Written exercise
For the records below, say how many lines contain the string "this". Give the number only.

Input data
==============================
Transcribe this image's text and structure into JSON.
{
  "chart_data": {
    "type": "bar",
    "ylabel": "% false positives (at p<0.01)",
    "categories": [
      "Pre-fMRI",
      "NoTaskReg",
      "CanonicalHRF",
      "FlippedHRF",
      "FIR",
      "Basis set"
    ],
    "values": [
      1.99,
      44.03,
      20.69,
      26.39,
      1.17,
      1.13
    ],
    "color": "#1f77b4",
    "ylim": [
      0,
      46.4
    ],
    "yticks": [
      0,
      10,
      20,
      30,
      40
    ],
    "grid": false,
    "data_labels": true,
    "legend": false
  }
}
==============================
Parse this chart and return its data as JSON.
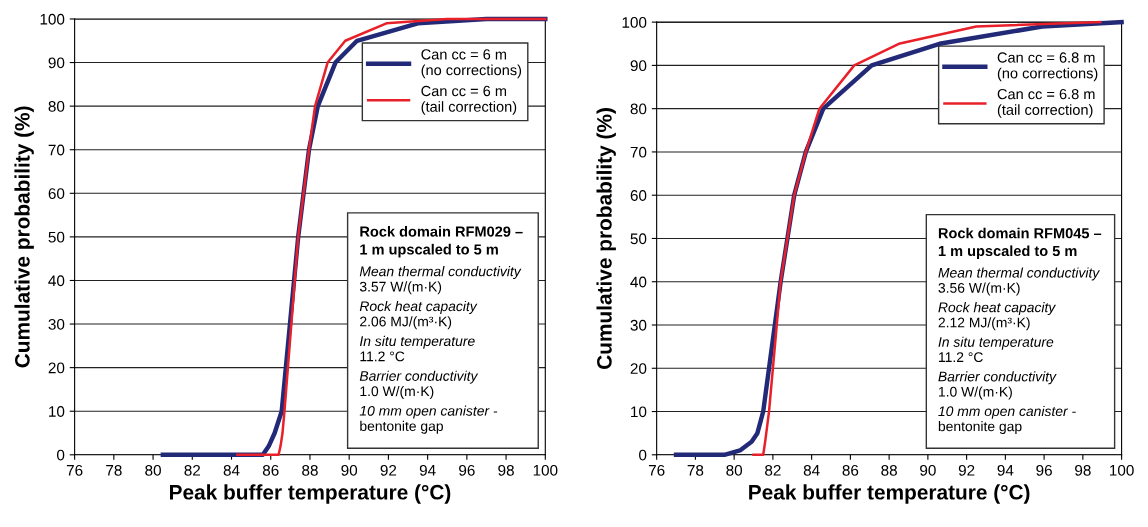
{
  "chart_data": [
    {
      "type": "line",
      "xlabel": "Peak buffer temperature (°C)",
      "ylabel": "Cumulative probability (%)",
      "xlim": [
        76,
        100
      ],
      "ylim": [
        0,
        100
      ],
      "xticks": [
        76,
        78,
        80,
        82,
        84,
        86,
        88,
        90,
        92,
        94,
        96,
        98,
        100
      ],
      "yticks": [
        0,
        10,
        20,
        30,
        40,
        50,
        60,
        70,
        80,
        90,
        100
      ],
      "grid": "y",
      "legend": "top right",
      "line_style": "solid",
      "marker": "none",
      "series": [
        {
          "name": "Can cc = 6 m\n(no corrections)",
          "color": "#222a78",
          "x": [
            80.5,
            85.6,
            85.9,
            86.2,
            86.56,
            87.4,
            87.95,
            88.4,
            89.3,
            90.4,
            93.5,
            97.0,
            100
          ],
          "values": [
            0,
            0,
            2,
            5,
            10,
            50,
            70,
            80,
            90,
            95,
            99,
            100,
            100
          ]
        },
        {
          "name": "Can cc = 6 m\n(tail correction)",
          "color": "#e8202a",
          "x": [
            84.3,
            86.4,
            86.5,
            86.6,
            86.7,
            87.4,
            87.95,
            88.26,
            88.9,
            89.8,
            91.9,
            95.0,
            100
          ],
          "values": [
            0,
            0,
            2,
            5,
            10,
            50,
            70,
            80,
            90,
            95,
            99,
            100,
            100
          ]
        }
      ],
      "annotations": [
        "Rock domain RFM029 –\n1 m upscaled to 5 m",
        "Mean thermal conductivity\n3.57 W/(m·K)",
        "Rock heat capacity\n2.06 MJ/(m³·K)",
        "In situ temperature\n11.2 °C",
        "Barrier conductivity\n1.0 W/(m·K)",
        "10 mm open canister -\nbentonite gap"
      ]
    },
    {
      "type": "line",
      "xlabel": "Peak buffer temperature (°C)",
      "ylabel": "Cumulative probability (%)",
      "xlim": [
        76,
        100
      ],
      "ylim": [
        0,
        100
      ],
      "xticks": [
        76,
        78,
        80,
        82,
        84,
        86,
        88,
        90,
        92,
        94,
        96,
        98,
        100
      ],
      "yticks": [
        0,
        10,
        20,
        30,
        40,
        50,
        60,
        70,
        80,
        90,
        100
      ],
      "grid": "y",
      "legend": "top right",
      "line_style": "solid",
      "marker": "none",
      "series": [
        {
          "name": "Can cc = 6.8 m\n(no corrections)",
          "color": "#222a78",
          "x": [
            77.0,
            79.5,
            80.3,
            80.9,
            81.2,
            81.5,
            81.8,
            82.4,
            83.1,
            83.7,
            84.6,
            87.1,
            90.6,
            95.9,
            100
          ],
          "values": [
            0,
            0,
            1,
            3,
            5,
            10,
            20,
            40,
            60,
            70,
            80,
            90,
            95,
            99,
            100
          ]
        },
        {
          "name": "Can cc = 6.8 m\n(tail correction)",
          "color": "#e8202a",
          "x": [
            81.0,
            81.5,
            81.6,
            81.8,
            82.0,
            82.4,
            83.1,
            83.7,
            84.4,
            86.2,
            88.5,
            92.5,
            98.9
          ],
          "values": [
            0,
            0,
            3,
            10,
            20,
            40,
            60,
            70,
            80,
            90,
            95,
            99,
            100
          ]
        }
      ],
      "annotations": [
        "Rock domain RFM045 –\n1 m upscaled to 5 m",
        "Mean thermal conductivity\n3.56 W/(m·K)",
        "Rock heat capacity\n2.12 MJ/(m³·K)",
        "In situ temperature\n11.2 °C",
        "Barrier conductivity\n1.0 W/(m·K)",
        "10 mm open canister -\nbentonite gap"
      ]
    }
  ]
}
==============================
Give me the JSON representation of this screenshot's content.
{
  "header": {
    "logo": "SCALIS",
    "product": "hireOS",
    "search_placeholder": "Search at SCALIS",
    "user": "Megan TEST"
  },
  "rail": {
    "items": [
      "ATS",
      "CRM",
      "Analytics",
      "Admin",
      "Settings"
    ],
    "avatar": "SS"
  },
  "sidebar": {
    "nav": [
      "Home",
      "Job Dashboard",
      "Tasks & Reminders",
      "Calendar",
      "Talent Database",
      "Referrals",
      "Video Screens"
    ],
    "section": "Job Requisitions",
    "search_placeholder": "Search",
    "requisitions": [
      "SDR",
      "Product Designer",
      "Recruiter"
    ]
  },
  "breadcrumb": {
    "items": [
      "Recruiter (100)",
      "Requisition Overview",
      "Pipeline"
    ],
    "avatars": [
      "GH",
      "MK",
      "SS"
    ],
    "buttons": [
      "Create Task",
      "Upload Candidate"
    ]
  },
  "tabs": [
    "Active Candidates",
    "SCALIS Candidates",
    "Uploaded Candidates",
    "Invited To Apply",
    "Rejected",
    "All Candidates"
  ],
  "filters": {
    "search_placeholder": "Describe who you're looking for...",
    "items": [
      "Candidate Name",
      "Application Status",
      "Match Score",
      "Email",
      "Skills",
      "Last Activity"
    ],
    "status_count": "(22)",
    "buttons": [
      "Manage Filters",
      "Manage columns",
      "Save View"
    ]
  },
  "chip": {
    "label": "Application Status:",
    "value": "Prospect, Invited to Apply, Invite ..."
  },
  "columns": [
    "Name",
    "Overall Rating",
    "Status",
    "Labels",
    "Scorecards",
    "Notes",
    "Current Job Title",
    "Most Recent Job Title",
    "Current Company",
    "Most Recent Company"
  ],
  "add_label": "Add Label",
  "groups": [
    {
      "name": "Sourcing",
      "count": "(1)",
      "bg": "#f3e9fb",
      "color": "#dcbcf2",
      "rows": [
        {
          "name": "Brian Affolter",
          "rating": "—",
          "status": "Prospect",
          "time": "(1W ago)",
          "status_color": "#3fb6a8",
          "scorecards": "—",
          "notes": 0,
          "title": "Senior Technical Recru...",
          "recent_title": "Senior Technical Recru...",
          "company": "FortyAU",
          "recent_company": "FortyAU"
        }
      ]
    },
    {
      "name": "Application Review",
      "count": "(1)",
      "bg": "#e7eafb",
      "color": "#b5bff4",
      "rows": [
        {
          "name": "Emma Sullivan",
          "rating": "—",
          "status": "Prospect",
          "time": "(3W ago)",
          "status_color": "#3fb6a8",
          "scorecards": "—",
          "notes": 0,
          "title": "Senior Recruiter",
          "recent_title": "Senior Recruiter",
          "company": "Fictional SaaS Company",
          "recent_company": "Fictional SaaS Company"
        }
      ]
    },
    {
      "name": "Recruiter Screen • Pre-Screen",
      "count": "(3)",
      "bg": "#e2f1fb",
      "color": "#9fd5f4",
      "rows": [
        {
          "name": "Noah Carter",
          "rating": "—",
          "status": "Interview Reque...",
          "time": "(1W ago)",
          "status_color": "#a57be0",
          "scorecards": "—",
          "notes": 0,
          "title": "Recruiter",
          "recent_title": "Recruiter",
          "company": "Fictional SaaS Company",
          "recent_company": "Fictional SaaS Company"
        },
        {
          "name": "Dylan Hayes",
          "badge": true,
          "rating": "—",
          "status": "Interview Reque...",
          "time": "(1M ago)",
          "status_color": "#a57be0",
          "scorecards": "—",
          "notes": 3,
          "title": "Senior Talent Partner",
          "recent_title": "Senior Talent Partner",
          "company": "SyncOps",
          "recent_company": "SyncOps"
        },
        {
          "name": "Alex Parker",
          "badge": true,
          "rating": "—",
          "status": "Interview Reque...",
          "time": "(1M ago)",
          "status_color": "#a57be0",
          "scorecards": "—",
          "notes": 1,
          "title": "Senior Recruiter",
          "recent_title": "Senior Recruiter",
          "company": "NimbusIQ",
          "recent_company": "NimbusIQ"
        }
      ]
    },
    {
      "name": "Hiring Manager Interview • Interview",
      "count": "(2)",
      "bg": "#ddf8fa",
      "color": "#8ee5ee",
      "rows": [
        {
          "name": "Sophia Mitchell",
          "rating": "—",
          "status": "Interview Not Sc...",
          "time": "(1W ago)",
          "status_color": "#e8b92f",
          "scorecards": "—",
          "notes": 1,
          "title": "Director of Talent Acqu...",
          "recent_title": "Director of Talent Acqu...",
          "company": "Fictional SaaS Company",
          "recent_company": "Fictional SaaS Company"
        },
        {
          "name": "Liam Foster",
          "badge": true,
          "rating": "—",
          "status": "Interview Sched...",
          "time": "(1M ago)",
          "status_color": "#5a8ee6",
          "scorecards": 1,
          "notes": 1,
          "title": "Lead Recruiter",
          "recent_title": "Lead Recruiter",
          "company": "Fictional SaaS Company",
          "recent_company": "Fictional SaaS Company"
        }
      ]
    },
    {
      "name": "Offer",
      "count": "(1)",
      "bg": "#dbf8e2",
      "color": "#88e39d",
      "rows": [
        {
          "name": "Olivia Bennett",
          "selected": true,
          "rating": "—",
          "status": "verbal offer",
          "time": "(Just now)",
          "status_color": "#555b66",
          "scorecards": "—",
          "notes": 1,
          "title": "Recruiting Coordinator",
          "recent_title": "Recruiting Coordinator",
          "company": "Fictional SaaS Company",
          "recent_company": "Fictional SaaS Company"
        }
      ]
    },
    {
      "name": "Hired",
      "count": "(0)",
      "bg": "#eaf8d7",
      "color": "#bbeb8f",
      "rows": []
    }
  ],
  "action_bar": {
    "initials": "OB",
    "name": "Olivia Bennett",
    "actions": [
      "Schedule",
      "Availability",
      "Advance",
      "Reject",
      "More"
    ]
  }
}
==============================
Problem solution
3